• What the task requires: Starting with the line that contains "Output the text content of this document.", copy each line exactly through the end of the listing, and omit all pictures.

• Entries:
• • • • • • •

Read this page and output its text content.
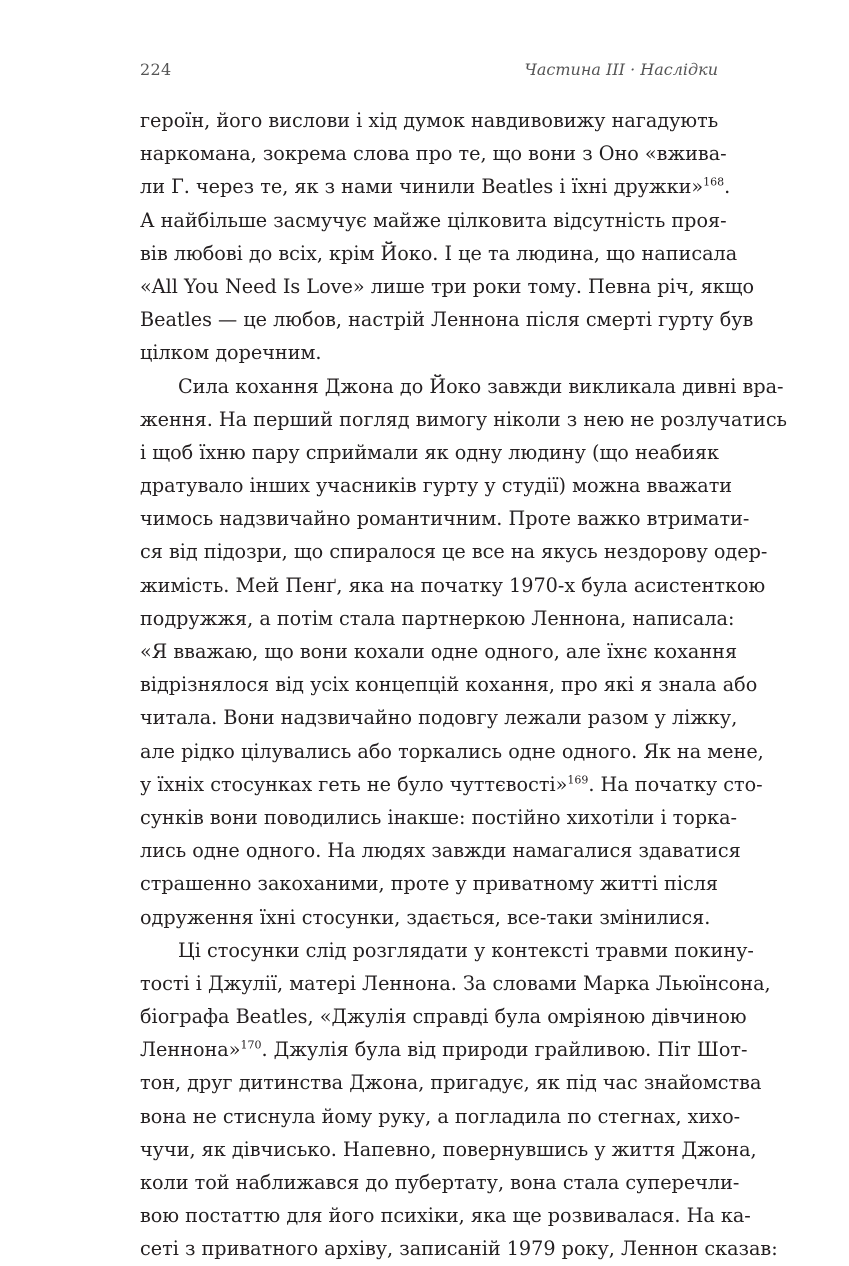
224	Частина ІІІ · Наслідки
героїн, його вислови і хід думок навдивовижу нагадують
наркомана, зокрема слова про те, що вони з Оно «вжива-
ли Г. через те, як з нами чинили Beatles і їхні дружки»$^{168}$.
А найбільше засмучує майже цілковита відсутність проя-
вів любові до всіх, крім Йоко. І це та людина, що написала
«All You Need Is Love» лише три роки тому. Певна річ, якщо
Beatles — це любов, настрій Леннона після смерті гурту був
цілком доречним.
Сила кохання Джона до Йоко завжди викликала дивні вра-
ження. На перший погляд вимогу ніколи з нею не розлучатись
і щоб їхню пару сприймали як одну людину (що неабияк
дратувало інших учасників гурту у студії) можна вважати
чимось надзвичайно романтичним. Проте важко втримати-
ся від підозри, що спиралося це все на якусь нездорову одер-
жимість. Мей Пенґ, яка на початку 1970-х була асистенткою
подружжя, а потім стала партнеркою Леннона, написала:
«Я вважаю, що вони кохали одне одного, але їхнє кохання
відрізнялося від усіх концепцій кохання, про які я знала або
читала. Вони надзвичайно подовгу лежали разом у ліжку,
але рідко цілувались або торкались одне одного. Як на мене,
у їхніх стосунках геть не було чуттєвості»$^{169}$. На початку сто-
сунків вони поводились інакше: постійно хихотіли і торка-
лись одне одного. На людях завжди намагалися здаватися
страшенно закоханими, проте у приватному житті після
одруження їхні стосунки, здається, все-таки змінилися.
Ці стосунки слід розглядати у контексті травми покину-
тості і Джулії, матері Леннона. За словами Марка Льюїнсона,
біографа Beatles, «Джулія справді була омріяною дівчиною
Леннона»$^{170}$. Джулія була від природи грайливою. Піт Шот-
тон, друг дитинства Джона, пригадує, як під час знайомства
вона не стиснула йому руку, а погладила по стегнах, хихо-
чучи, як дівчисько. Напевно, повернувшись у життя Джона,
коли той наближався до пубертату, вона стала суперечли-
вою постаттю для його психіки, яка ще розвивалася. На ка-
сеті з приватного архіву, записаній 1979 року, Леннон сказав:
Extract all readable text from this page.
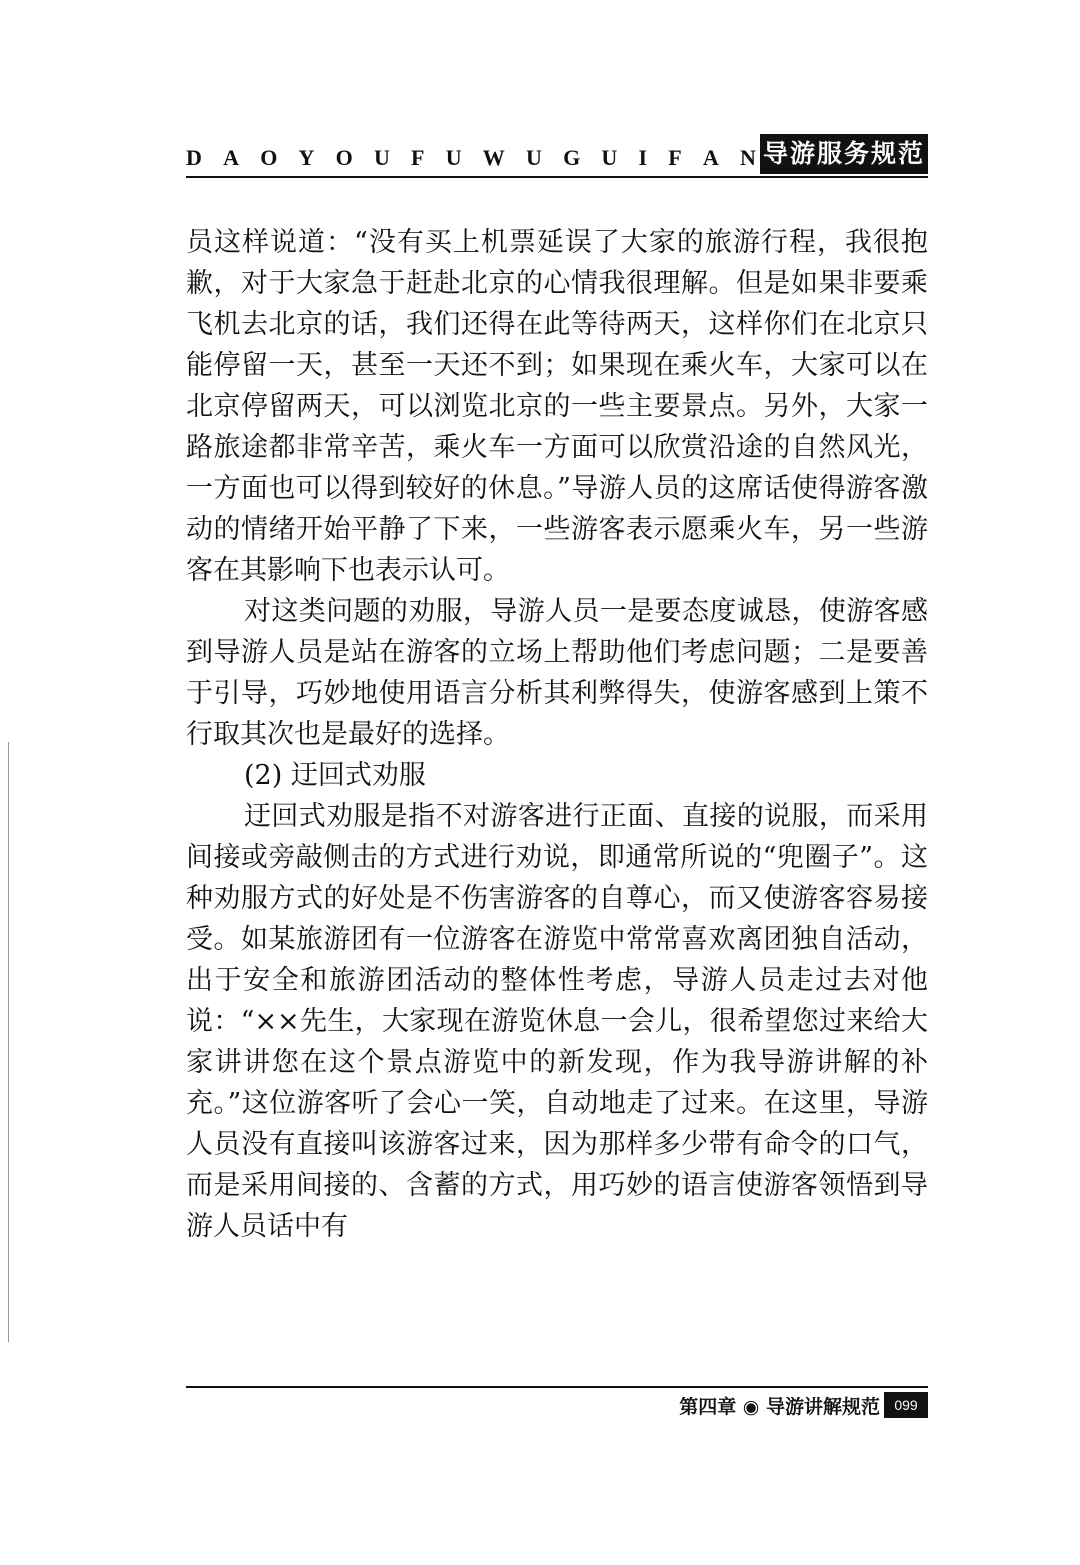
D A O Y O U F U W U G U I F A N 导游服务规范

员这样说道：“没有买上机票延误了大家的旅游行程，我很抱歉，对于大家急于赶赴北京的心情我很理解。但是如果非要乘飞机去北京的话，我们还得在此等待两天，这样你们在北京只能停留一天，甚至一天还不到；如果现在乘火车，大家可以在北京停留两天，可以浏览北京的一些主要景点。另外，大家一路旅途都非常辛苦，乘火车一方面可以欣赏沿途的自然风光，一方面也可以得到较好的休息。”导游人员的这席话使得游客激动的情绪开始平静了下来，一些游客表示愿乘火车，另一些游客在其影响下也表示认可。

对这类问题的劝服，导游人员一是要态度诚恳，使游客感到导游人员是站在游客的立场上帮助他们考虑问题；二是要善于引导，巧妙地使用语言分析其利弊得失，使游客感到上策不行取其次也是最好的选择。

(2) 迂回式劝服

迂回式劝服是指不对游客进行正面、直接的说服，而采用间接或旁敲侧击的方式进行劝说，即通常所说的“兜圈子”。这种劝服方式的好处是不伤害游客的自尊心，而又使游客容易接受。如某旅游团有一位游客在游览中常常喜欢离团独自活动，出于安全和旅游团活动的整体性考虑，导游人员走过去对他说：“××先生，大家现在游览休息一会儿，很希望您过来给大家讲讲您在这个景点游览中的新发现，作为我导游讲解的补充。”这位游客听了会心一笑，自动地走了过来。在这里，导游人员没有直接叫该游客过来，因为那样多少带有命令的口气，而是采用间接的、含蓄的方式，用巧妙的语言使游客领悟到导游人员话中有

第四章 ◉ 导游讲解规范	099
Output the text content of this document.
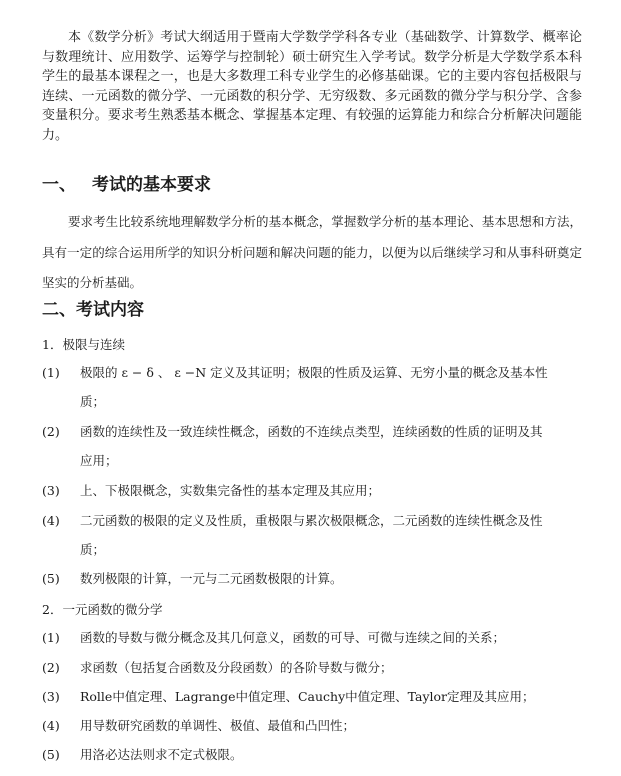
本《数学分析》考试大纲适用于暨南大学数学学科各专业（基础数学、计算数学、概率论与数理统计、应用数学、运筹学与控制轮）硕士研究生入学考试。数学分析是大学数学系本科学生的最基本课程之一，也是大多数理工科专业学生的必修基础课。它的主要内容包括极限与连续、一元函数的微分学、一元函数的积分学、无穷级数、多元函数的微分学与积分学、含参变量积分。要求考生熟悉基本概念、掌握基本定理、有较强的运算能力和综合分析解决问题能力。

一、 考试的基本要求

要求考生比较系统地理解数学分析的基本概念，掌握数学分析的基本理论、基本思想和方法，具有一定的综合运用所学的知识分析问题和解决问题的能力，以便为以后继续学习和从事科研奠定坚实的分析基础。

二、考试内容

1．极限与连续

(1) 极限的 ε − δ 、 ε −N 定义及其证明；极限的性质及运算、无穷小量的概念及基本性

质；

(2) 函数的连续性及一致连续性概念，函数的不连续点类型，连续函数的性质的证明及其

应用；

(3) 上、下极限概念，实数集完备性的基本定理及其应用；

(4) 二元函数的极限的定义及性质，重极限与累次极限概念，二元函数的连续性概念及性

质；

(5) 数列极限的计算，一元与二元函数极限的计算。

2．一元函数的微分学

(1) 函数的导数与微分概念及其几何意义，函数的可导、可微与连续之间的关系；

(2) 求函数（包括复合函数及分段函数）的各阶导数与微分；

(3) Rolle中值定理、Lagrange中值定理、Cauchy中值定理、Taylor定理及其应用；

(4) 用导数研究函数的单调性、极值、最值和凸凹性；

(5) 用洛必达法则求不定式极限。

• • • • • • •

• Task response:
Output the text content of this document.
本《数学分析》考试大纲适用于暨南大学数学学科各专业（基础数学、计算数学、概率论与数理统计、应用数学、运筹学与控制轮）硕士研究生入学考试。数学分析是大学数学系本科学生的最基本课程之一，也是大多数理工科专业学生的必修基础课。它的主要内容包括极限与连续、一元函数的微分学、一元函数的积分学、无穷级数、多元函数的微分学与积分学、含参变量积分。要求考生熟悉基本概念、掌握基本定理、有较强的运算能力和综合分析解决问题能力。

一、 考试的基本要求

要求考生比较系统地理解数学分析的基本概念，掌握数学分析的基本理论、基本思想和方法，具有一定的综合运用所学的知识分析问题和解决问题的能力，以便为以后继续学习和从事科研奠定坚实的分析基础。

二、考试内容

1．极限与连续

(1) 极限的 ε − δ 、 ε −N 定义及其证明；极限的性质及运算、无穷小量的概念及基本性

质；

(2) 函数的连续性及一致连续性概念，函数的不连续点类型，连续函数的性质的证明及其

应用；

(3) 上、下极限概念，实数集完备性的基本定理及其应用；

(4) 二元函数的极限的定义及性质，重极限与累次极限概念，二元函数的连续性概念及性

质；

(5) 数列极限的计算，一元与二元函数极限的计算。

2．一元函数的微分学

(1) 函数的导数与微分概念及其几何意义，函数的可导、可微与连续之间的关系；

(2) 求函数（包括复合函数及分段函数）的各阶导数与微分；

(3) Rolle中值定理、Lagrange中值定理、Cauchy中值定理、Taylor定理及其应用；

(4) 用导数研究函数的单调性、极值、最值和凸凹性；

(5) 用洛必达法则求不定式极限。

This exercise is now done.